**Task details:**
Please update the entries from the start through the line with "paragraph-line: 员干部要不断提高政治判 (98, 480, 457, 517)", replacing "心语资料库" with "心语文库" and leaving everything else unchanged, and return only those lines.

— Start Input —

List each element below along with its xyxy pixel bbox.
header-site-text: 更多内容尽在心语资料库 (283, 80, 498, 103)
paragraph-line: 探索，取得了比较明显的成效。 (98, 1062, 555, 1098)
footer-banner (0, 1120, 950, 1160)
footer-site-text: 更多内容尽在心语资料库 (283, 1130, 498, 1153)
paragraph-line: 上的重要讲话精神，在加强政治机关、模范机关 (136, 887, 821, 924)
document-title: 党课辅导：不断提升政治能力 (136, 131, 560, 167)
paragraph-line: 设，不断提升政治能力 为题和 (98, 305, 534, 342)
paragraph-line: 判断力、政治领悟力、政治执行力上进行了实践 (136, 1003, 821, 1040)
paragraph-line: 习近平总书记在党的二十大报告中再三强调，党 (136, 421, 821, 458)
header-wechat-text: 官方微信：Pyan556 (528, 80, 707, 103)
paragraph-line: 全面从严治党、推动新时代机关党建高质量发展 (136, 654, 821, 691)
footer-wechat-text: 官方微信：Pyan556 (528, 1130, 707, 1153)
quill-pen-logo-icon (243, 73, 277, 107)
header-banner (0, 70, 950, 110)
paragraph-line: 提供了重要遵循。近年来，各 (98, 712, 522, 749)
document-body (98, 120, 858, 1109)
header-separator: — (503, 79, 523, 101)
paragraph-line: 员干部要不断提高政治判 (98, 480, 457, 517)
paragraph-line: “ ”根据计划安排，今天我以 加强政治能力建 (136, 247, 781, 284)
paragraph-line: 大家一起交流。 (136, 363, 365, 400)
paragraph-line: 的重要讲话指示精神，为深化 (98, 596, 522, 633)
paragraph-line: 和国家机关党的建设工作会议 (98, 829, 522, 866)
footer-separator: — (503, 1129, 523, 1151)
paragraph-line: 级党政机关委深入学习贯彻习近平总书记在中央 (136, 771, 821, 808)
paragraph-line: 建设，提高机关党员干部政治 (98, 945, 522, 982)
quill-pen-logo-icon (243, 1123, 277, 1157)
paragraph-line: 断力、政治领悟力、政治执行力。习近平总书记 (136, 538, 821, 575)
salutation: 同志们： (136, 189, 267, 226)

— End Input —

**Full solution:**
List each element below along with its xyxy pixel bbox.
header-site-text: 更多内容尽在心语文库 (283, 80, 498, 103)
paragraph-line: 探索，取得了比较明显的成效。 (98, 1062, 555, 1098)
footer-banner (0, 1120, 950, 1160)
footer-site-text: 更多内容尽在心语文库 (283, 1130, 498, 1153)
paragraph-line: 上的重要讲话精神，在加强政治机关、模范机关 (136, 887, 821, 924)
document-title: 党课辅导：不断提升政治能力 (136, 131, 560, 167)
paragraph-line: 设，不断提升政治能力 为题和 (98, 305, 534, 342)
paragraph-line: 判断力、政治领悟力、政治执行力上进行了实践 (136, 1003, 821, 1040)
paragraph-line: 习近平总书记在党的二十大报告中再三强调，党 (136, 421, 821, 458)
header-wechat-text: 官方微信：Pyan556 (528, 80, 707, 103)
paragraph-line: 全面从严治党、推动新时代机关党建高质量发展 (136, 654, 821, 691)
footer-wechat-text: 官方微信：Pyan556 (528, 1130, 707, 1153)
quill-pen-logo-icon (243, 73, 277, 107)
header-banner (0, 70, 950, 110)
paragraph-line: 提供了重要遵循。近年来，各 (98, 712, 522, 749)
document-body (98, 120, 858, 1109)
header-separator: — (503, 79, 523, 101)
paragraph-line: 员干部要不断提高政治判 (98, 480, 457, 517)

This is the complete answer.